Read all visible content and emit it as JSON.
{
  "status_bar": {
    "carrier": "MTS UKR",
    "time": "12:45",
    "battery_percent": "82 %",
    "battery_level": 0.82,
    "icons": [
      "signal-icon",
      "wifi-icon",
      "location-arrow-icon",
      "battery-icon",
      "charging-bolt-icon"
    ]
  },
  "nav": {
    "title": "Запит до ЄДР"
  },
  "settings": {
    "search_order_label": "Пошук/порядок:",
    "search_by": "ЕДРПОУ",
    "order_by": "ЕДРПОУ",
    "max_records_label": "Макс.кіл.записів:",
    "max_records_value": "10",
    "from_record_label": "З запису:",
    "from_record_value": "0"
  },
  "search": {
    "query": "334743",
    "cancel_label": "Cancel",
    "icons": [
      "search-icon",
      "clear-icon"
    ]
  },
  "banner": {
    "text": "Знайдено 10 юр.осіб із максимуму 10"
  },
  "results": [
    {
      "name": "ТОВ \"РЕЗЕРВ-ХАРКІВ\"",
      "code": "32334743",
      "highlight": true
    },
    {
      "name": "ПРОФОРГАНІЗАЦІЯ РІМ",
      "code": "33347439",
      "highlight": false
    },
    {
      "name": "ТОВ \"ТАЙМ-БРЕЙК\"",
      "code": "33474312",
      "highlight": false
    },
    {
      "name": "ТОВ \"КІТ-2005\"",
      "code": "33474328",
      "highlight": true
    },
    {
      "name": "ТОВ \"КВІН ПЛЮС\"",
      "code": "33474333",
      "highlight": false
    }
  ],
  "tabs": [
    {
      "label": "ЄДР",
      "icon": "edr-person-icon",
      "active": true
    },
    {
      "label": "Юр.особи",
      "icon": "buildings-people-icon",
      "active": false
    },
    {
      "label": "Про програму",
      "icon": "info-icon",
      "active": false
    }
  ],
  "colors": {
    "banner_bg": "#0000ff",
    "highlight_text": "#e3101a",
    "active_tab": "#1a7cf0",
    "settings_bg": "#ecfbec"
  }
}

*SET PROBLEM*: Write the material out again word for word.

*FINISHED EXERCISE*:
Read all visible content and emit it as JSON.
{
  "status_bar": {
    "carrier": "MTS UKR",
    "time": "12:45",
    "battery_percent": "82 %",
    "battery_level": 0.82,
    "icons": [
      "signal-icon",
      "wifi-icon",
      "location-arrow-icon",
      "battery-icon",
      "charging-bolt-icon"
    ]
  },
  "nav": {
    "title": "Запит до ЄДР"
  },
  "settings": {
    "search_order_label": "Пошук/порядок:",
    "search_by": "ЕДРПОУ",
    "order_by": "ЕДРПОУ",
    "max_records_label": "Макс.кіл.записів:",
    "max_records_value": "10",
    "from_record_label": "З запису:",
    "from_record_value": "0"
  },
  "search": {
    "query": "334743",
    "cancel_label": "Cancel",
    "icons": [
      "search-icon",
      "clear-icon"
    ]
  },
  "banner": {
    "text": "Знайдено 10 юр.осіб із максимуму 10"
  },
  "results": [
    {
      "name": "ТОВ \"РЕЗЕРВ-ХАРКІВ\"",
      "code": "32334743",
      "highlight": true
    },
    {
      "name": "ПРОФОРГАНІЗАЦІЯ РІМ",
      "code": "33347439",
      "highlight": false
    },
    {
      "name": "ТОВ \"ТАЙМ-БРЕЙК\"",
      "code": "33474312",
      "highlight": false
    },
    {
      "name": "ТОВ \"КІТ-2005\"",
      "code": "33474328",
      "highlight": true
    },
    {
      "name": "ТОВ \"КВІН ПЛЮС\"",
      "code": "33474333",
      "highlight": false
    }
  ],
  "tabs": [
    {
      "label": "ЄДР",
      "icon": "edr-person-icon",
      "active": true
    },
    {
      "label": "Юр.особи",
      "icon": "buildings-people-icon",
      "active": false
    },
    {
      "label": "Про програму",
      "icon": "info-icon",
      "active": false
    }
  ],
  "colors": {
    "banner_bg": "#0000ff",
    "highlight_text": "#e3101a",
    "active_tab": "#1a7cf0",
    "settings_bg": "#ecfbec"
  }
}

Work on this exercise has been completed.